Top of MATERIAL SUPPLIED
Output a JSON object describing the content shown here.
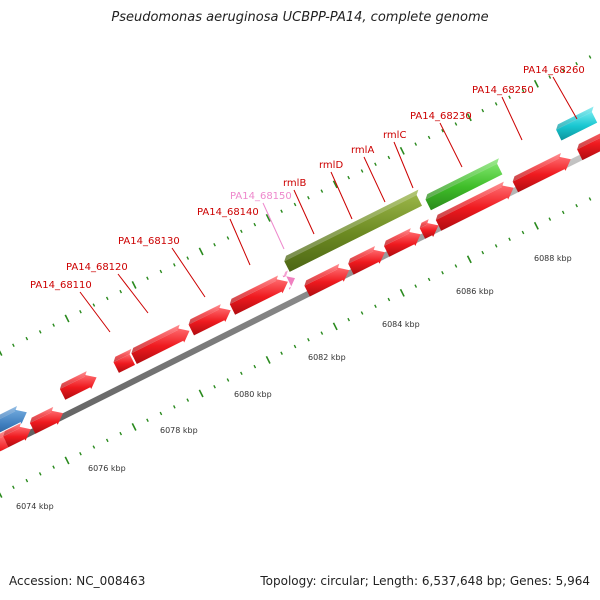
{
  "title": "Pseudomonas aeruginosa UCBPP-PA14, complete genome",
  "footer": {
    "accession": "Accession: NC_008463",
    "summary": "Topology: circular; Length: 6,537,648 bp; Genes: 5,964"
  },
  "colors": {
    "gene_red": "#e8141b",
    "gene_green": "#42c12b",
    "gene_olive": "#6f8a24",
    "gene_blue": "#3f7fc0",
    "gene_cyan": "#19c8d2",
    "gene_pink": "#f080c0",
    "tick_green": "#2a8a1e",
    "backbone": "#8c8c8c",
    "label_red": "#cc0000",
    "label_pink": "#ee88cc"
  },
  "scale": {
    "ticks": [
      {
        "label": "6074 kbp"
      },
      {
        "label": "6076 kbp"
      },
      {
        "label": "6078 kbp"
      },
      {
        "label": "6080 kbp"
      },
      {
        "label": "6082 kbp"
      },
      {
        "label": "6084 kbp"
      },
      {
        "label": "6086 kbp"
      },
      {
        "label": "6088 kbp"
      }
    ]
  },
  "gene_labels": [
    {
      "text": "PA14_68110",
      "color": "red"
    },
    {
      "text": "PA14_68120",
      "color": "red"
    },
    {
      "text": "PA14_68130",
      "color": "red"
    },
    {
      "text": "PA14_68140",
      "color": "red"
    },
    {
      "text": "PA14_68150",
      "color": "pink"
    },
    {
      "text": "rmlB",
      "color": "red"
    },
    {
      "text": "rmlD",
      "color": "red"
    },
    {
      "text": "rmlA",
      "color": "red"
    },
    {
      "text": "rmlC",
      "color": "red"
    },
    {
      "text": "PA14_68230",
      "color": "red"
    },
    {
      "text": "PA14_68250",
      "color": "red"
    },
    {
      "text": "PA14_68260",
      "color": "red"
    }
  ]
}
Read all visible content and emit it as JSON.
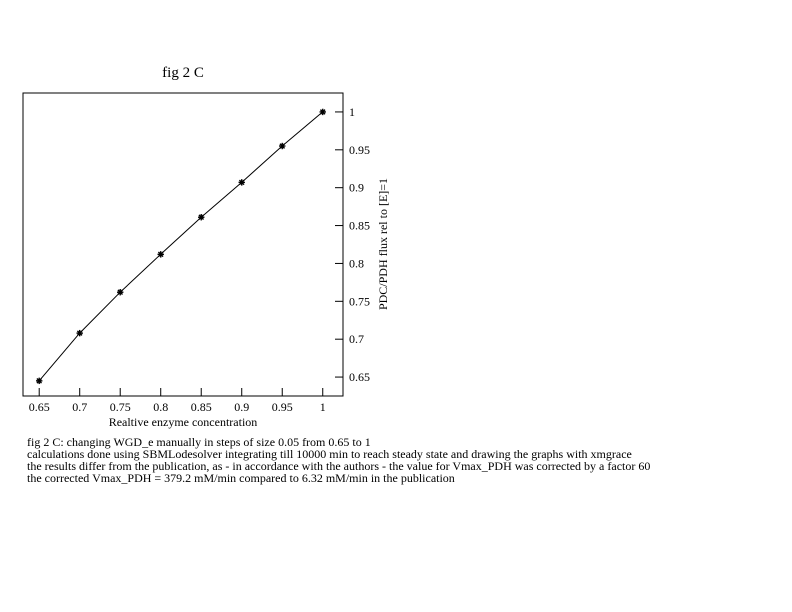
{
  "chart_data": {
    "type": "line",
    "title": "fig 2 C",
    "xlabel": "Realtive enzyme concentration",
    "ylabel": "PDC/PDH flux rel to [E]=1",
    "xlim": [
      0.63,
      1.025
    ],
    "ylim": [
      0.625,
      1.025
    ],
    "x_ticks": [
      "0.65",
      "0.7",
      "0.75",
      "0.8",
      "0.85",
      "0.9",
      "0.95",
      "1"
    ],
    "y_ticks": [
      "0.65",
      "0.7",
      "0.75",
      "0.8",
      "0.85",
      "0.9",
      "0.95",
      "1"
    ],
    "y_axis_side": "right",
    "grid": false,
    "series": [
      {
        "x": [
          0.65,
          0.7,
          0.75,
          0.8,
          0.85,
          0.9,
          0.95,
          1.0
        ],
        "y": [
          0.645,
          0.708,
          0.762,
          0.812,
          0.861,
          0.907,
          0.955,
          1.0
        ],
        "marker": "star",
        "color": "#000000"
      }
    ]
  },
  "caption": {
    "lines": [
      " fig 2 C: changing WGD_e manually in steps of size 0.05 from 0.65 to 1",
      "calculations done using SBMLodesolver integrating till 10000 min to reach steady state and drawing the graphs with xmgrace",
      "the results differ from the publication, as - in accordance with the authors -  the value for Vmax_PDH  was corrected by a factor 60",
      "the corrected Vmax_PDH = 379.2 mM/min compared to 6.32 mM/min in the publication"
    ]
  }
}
Bottom of MATERIAL SUPPLIED
#### TASK DETAILS:
Find and copy each line above that includes the string "title".

#### WRITTEN SOLUTION:
  "title": "Pseudomonas aeruginosa UCBPP-PA14, complete genome",
    "title": "fig 2 C",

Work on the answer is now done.